## Exercise brief
Extract the full listing below without altering a single character.

## Input
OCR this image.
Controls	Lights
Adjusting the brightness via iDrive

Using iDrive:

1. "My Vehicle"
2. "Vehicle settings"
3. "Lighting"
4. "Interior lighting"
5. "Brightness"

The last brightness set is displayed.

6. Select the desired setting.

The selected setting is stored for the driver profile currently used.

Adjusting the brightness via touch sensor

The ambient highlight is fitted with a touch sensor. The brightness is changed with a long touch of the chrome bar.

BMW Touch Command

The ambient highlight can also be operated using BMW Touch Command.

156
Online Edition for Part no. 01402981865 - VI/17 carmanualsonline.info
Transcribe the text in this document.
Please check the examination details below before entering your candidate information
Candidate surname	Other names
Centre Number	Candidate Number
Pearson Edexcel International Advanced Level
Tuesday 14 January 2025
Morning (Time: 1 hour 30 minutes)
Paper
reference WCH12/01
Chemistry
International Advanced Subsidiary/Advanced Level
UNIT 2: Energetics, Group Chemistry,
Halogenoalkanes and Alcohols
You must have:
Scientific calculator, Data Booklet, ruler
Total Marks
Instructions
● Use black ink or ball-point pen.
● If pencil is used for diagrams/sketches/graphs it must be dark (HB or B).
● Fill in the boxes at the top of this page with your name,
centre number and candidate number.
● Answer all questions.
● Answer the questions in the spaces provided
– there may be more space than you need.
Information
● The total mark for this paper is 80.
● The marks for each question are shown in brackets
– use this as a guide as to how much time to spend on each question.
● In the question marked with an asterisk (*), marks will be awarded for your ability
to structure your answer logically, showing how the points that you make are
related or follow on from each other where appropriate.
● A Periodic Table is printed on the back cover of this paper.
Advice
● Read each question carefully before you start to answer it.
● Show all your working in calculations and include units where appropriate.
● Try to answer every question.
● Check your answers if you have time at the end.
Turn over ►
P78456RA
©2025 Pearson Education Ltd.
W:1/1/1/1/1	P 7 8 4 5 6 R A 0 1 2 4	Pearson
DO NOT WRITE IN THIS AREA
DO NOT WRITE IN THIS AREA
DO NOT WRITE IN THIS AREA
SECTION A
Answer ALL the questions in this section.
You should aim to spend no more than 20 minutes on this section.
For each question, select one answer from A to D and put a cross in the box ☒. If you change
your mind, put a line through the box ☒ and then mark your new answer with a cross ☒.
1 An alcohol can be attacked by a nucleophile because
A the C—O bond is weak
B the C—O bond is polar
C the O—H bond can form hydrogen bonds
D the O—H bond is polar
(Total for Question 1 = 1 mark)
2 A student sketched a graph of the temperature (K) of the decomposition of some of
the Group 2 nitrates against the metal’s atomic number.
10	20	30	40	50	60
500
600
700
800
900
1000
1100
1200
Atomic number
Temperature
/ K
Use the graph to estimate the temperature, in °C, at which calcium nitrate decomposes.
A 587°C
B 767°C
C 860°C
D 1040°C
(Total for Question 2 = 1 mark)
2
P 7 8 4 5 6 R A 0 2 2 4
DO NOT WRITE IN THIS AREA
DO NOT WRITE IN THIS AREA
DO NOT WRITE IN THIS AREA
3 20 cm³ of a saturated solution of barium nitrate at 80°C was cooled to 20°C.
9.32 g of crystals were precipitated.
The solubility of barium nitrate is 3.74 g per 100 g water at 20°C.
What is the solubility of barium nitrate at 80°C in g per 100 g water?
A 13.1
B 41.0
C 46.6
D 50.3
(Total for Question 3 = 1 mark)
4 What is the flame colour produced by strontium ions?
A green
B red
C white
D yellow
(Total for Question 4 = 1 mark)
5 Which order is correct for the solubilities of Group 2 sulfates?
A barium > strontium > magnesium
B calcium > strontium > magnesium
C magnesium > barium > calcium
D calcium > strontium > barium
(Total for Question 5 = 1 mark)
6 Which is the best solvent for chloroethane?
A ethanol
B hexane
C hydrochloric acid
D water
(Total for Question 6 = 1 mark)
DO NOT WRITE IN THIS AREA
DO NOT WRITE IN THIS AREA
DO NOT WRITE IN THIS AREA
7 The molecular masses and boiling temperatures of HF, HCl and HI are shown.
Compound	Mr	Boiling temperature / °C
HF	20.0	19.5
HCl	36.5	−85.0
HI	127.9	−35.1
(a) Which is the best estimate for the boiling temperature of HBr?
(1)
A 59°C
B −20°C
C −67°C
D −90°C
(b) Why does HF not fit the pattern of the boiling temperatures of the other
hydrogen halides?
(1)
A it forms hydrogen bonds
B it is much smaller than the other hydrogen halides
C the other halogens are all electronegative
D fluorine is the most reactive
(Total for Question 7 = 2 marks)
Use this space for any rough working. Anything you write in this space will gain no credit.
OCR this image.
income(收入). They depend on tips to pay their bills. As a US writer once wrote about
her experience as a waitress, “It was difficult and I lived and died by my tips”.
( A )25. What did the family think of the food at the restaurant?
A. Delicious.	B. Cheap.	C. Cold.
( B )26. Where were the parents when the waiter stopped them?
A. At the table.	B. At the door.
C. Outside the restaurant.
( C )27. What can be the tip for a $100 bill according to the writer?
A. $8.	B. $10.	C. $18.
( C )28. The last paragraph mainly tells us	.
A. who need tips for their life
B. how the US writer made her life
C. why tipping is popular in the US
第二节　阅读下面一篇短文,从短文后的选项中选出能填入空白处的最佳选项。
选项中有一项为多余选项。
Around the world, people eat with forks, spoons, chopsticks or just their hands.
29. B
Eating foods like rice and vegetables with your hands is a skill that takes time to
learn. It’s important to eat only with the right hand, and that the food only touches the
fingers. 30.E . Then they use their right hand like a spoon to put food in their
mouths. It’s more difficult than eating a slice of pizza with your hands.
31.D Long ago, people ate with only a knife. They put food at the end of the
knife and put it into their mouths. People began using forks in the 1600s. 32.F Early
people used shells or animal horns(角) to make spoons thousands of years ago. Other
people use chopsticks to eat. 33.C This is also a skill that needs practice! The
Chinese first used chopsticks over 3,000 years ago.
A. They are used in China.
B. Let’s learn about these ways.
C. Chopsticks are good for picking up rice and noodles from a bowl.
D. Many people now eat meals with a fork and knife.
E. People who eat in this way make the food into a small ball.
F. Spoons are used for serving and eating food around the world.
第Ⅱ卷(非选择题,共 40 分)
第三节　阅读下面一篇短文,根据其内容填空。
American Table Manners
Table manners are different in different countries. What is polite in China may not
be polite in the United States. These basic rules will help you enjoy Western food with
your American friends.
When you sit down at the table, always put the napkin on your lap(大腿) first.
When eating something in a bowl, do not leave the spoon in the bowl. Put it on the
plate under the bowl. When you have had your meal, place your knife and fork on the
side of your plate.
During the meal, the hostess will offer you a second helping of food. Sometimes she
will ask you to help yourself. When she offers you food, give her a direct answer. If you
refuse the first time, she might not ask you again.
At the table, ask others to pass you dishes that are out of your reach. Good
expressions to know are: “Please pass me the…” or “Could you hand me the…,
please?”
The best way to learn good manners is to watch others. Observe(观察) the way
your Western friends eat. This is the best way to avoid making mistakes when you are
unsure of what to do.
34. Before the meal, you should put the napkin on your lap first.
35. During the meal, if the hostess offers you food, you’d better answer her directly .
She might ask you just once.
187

## Response to the exercise
OCR this image.
Controls	Lights
Adjusting the brightness via iDrive

Using iDrive:

1. "My Vehicle"
2. "Vehicle settings"
3. "Lighting"
4. "Interior lighting"
5. "Brightness"

The last brightness set is displayed.

6. Select the desired setting.

The selected setting is stored for the driver profile currently used.

Adjusting the brightness via touch sensor

The ambient highlight is fitted with a touch sensor. The brightness is changed with a long touch of the chrome bar.

BMW Touch Command

The ambient highlight can also be operated using BMW Touch Command.

156
Online Edition for Part no. 01402981865 - VI/17 carmanualsonline.info
Transcribe the text in this document.
Please check the examination details below before entering your candidate information
Candidate surname	Other names
Centre Number	Candidate Number
Pearson Edexcel International Advanced Level
Tuesday 14 January 2025
Morning (Time: 1 hour 30 minutes)
Paper
reference WCH12/01
Chemistry
International Advanced Subsidiary/Advanced Level
UNIT 2: Energetics, Group Chemistry,
Halogenoalkanes and Alcohols
You must have:
Scientific calculator, Data Booklet, ruler
Total Marks
Instructions
● Use black ink or ball-point pen.
● If pencil is used for diagrams/sketches/graphs it must be dark (HB or B).
● Fill in the boxes at the top of this page with your name,
centre number and candidate number.
● Answer all questions.
● Answer the questions in the spaces provided
– there may be more space than you need.
Information
● The total mark for this paper is 80.
● The marks for each question are shown in brackets
– use this as a guide as to how much time to spend on each question.
● In the question marked with an asterisk (*), marks will be awarded for your ability
to structure your answer logically, showing how the points that you make are
related or follow on from each other where appropriate.
● A Periodic Table is printed on the back cover of this paper.
Advice
● Read each question carefully before you start to answer it.
● Show all your working in calculations and include units where appropriate.
● Try to answer every question.
● Check your answers if you have time at the end.
Turn over ►
P78456RA
©2025 Pearson Education Ltd.
W:1/1/1/1/1	P 7 8 4 5 6 R A 0 1 2 4	Pearson
DO NOT WRITE IN THIS AREA
DO NOT WRITE IN THIS AREA
DO NOT WRITE IN THIS AREA
SECTION A
Answer ALL the questions in this section.
You should aim to spend no more than 20 minutes on this section.
For each question, select one answer from A to D and put a cross in the box ☒. If you change
your mind, put a line through the box ☒ and then mark your new answer with a cross ☒.
1 An alcohol can be attacked by a nucleophile because
A the C—O bond is weak
B the C—O bond is polar
C the O—H bond can form hydrogen bonds
D the O—H bond is polar
(Total for Question 1 = 1 mark)
2 A student sketched a graph of the temperature (K) of the decomposition of some of
the Group 2 nitrates against the metal’s atomic number.
10	20	30	40	50	60
500
600
700
800
900
1000
1100
1200
Atomic number
Temperature
/ K
Use the graph to estimate the temperature, in °C, at which calcium nitrate decomposes.
A 587°C
B 767°C
C 860°C
D 1040°C
(Total for Question 2 = 1 mark)
2
P 7 8 4 5 6 R A 0 2 2 4
DO NOT WRITE IN THIS AREA
DO NOT WRITE IN THIS AREA
DO NOT WRITE IN THIS AREA
3 20 cm³ of a saturated solution of barium nitrate at 80°C was cooled to 20°C.
9.32 g of crystals were precipitated.
The solubility of barium nitrate is 3.74 g per 100 g water at 20°C.
What is the solubility of barium nitrate at 80°C in g per 100 g water?
A 13.1
B 41.0
C 46.6
D 50.3
(Total for Question 3 = 1 mark)
4 What is the flame colour produced by strontium ions?
A green
B red
C white
D yellow
(Total for Question 4 = 1 mark)
5 Which order is correct for the solubilities of Group 2 sulfates?
A barium > strontium > magnesium
B calcium > strontium > magnesium
C magnesium > barium > calcium
D calcium > strontium > barium
(Total for Question 5 = 1 mark)
6 Which is the best solvent for chloroethane?
A ethanol
B hexane
C hydrochloric acid
D water
(Total for Question 6 = 1 mark)
DO NOT WRITE IN THIS AREA
DO NOT WRITE IN THIS AREA
DO NOT WRITE IN THIS AREA
7 The molecular masses and boiling temperatures of HF, HCl and HI are shown.
Compound	Mr	Boiling temperature / °C
HF	20.0	19.5
HCl	36.5	−85.0
HI	127.9	−35.1
(a) Which is the best estimate for the boiling temperature of HBr?
(1)
A 59°C
B −20°C
C −67°C
D −90°C
(b) Why does HF not fit the pattern of the boiling temperatures of the other
hydrogen halides?
(1)
A it forms hydrogen bonds
B it is much smaller than the other hydrogen halides
C the other halogens are all electronegative
D fluorine is the most reactive
(Total for Question 7 = 2 marks)
Use this space for any rough working. Anything you write in this space will gain no credit.
OCR this image.
income(收入). They depend on tips to pay their bills. As a US writer once wrote about
her experience as a waitress, “It was difficult and I lived and died by my tips”.
( A )25. What did the family think of the food at the restaurant?
A. Delicious.	B. Cheap.	C. Cold.
( B )26. Where were the parents when the waiter stopped them?
A. At the table.	B. At the door.
C. Outside the restaurant.
( C )27. What can be the tip for a $100 bill according to the writer?
A. $8.	B. $10.	C. $18.
( C )28. The last paragraph mainly tells us	.
A. who need tips for their life
B. how the US writer made her life
C. why tipping is popular in the US
第二节　阅读下面一篇短文,从短文后的选项中选出能填入空白处的最佳选项。
选项中有一项为多余选项。
Around the world, people eat with forks, spoons, chopsticks or just their hands.
29. B
Eating foods like rice and vegetables with your hands is a skill that takes time to
learn. It’s important to eat only with the right hand, and that the food only touches the
fingers. 30.E . Then they use their right hand like a spoon to put food in their
mouths. It’s more difficult than eating a slice of pizza with your hands.
31.D Long ago, people ate with only a knife. They put food at the end of the
knife and put it into their mouths. People began using forks in the 1600s. 32.F Early
people used shells or animal horns(角) to make spoons thousands of years ago. Other
people use chopsticks to eat. 33.C This is also a skill that needs practice! The
Chinese first used chopsticks over 3,000 years ago.
A. They are used in China.
B. Let’s learn about these ways.
C. Chopsticks are good for picking up rice and noodles from a bowl.
D. Many people now eat meals with a fork and knife.
E. People who eat in this way make the food into a small ball.
F. Spoons are used for serving and eating food around the world.
第Ⅱ卷(非选择题,共 40 分)
第三节　阅读下面一篇短文,根据其内容填空。
American Table Manners
Table manners are different in different countries. What is polite in China may not
be polite in the United States. These basic rules will help you enjoy Western food with
your American friends.
When you sit down at the table, always put the napkin on your lap(大腿) first.
When eating something in a bowl, do not leave the spoon in the bowl. Put it on the
plate under the bowl. When you have had your meal, place your knife and fork on the
side of your plate.
During the meal, the hostess will offer you a second helping of food. Sometimes she
will ask you to help yourself. When she offers you food, give her a direct answer. If you
refuse the first time, she might not ask you again.
At the table, ask others to pass you dishes that are out of your reach. Good
expressions to know are: “Please pass me the…” or “Could you hand me the…,
please?”
The best way to learn good manners is to watch others. Observe(观察) the way
your Western friends eat. This is the best way to avoid making mistakes when you are
unsure of what to do.
34. Before the meal, you should put the napkin on your lap first.
35. During the meal, if the hostess offers you food, you’d better answer her directly .
She might ask you just once.
187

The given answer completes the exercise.